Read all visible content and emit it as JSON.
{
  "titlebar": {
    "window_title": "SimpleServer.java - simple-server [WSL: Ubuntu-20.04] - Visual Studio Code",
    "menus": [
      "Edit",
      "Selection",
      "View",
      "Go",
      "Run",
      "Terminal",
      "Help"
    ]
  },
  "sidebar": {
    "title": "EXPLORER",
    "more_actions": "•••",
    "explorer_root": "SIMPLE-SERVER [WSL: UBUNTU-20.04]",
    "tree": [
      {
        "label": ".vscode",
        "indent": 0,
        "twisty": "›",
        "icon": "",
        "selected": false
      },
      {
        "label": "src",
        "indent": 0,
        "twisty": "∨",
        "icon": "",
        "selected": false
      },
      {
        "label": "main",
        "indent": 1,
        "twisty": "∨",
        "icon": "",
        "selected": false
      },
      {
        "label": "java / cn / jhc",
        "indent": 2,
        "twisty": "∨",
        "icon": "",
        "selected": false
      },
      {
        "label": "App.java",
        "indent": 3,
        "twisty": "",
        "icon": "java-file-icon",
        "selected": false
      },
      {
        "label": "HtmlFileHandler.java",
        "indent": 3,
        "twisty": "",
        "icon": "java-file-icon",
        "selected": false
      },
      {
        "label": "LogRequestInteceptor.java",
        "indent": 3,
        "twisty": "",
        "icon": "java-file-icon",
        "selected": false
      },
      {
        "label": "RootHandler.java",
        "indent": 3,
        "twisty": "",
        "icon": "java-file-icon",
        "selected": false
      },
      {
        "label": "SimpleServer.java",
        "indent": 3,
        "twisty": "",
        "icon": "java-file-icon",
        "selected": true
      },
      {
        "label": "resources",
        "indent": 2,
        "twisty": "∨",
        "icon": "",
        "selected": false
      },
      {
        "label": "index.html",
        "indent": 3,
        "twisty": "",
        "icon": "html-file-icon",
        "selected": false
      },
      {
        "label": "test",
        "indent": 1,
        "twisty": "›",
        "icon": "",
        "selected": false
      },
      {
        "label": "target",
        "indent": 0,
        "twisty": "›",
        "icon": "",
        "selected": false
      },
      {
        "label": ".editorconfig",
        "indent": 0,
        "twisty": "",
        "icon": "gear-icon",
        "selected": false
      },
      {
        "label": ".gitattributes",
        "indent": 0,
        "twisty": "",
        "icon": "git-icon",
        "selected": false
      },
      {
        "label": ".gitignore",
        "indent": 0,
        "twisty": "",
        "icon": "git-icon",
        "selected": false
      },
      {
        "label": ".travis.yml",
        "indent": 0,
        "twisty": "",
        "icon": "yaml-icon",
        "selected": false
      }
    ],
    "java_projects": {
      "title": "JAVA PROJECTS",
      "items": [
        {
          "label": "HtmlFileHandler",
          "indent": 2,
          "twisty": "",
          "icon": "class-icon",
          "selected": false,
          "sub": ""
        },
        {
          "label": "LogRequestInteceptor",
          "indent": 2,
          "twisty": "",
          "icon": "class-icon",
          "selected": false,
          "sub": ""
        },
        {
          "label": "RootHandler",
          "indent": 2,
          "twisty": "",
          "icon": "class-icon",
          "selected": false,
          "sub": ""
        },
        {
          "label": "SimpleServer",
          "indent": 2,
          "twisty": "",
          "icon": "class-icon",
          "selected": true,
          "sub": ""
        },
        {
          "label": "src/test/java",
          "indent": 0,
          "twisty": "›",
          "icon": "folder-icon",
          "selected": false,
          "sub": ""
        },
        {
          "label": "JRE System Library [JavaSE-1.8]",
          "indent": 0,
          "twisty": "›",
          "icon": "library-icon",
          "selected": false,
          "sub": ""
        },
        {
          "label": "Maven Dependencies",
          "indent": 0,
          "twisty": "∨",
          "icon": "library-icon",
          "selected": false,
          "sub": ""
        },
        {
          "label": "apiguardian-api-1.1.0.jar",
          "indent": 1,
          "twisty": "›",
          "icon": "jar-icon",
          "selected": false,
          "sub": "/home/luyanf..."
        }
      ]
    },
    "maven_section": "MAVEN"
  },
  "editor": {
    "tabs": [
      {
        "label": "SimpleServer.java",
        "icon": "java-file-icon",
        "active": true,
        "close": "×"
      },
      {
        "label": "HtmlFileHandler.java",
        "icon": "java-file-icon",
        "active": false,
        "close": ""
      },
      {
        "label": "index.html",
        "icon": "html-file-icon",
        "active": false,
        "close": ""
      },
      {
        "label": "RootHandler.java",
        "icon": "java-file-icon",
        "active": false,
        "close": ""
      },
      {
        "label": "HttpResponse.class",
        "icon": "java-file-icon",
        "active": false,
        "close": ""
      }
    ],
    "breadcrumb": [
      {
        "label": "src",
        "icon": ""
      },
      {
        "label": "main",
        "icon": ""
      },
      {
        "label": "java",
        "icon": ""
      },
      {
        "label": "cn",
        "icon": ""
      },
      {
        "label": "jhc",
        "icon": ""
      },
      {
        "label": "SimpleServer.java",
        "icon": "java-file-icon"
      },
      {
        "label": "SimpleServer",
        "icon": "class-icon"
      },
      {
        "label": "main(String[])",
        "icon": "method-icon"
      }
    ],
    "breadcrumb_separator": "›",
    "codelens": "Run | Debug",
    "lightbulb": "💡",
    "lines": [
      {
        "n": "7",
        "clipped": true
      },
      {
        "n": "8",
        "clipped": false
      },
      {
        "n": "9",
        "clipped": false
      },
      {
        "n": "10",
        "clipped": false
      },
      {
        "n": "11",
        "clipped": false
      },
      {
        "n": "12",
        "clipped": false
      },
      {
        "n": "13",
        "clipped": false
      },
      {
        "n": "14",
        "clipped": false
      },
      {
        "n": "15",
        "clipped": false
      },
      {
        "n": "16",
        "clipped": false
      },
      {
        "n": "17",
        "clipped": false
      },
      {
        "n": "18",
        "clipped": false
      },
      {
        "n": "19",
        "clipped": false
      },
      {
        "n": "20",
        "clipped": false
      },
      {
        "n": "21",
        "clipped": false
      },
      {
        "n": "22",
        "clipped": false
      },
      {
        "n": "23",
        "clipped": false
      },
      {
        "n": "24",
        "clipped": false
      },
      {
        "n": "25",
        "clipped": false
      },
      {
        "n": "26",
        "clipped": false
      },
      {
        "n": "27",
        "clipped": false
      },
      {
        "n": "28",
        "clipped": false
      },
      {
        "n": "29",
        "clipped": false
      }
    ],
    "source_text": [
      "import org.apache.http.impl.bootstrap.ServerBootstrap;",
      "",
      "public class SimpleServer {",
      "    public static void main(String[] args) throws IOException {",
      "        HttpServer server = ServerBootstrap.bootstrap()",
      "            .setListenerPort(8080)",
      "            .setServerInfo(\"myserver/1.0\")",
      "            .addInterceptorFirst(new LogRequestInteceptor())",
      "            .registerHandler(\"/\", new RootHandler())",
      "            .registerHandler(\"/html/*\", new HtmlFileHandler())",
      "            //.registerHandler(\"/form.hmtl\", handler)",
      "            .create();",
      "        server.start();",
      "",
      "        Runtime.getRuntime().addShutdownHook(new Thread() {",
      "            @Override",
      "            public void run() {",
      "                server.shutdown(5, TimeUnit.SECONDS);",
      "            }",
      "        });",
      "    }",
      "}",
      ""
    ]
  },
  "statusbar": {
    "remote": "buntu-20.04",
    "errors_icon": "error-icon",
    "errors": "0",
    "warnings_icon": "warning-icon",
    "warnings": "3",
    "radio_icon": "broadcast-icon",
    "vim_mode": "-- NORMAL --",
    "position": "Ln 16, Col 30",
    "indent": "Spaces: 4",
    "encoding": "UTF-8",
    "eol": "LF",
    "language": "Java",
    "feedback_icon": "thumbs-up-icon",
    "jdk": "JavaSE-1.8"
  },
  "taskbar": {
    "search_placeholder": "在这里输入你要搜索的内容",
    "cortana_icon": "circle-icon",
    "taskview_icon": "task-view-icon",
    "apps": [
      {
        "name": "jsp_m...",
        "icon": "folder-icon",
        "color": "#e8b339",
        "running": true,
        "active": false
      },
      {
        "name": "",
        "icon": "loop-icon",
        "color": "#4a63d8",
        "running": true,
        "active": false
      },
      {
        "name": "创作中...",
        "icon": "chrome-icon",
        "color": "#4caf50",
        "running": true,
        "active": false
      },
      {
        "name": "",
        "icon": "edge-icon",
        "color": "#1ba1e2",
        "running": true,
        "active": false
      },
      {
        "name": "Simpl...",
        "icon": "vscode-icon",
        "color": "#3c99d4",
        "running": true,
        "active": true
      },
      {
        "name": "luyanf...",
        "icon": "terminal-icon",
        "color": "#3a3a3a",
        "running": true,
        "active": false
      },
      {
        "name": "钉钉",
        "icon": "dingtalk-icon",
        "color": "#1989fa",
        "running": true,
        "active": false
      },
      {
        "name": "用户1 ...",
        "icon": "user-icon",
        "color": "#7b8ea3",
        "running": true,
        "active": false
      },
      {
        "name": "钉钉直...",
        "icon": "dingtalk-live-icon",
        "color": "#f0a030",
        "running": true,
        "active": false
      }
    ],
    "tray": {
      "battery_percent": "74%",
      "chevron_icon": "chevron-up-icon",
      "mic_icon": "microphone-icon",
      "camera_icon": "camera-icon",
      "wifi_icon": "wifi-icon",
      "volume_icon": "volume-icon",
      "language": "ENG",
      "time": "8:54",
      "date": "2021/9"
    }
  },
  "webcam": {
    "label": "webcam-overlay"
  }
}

○ ○ ○ ○ ○

Show all lines from the data above in which the word "LogRequestInteceptor" appears.

Solution for this problem:
        "label": "LogRequestInteceptor.java",
          "label": "LogRequestInteceptor",
      "            .addInterceptorFirst(new LogRequestInteceptor())",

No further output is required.